## Task to complete
Print each line exactly as it is given.

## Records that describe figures

--- begin ---

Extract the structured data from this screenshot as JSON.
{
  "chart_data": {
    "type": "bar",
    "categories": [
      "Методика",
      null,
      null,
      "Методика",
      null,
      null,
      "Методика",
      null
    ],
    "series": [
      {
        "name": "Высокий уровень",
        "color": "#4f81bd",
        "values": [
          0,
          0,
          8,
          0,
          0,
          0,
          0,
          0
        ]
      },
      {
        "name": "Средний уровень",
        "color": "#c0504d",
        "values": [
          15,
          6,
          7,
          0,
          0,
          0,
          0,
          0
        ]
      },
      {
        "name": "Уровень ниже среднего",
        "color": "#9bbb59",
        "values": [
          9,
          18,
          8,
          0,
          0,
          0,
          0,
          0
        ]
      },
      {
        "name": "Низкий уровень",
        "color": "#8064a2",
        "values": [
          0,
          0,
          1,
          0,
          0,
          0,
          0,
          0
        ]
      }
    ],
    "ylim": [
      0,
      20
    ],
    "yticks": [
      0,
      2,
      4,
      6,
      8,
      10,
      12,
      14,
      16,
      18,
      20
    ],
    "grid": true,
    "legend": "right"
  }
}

--- end ---

## Solution for this exercise
Extract the structured data from this screenshot as JSON.
{
  "chart_data": {
    "type": "bar",
    "categories": [
      "Методика",
      null,
      null,
      "Методика",
      null,
      null,
      "Методика",
      null
    ],
    "series": [
      {
        "name": "Высокий уровень",
        "color": "#4f81bd",
        "values": [
          0,
          0,
          8,
          0,
          0,
          0,
          0,
          0
        ]
      },
      {
        "name": "Средний уровень",
        "color": "#c0504d",
        "values": [
          15,
          6,
          7,
          0,
          0,
          0,
          0,
          0
        ]
      },
      {
        "name": "Уровень ниже среднего",
        "color": "#9bbb59",
        "values": [
          9,
          18,
          8,
          0,
          0,
          0,
          0,
          0
        ]
      },
      {
        "name": "Низкий уровень",
        "color": "#8064a2",
        "values": [
          0,
          0,
          1,
          0,
          0,
          0,
          0,
          0
        ]
      }
    ],
    "ylim": [
      0,
      20
    ],
    "yticks": [
      0,
      2,
      4,
      6,
      8,
      10,
      12,
      14,
      16,
      18,
      20
    ],
    "grid": true,
    "legend": "right"
  }
}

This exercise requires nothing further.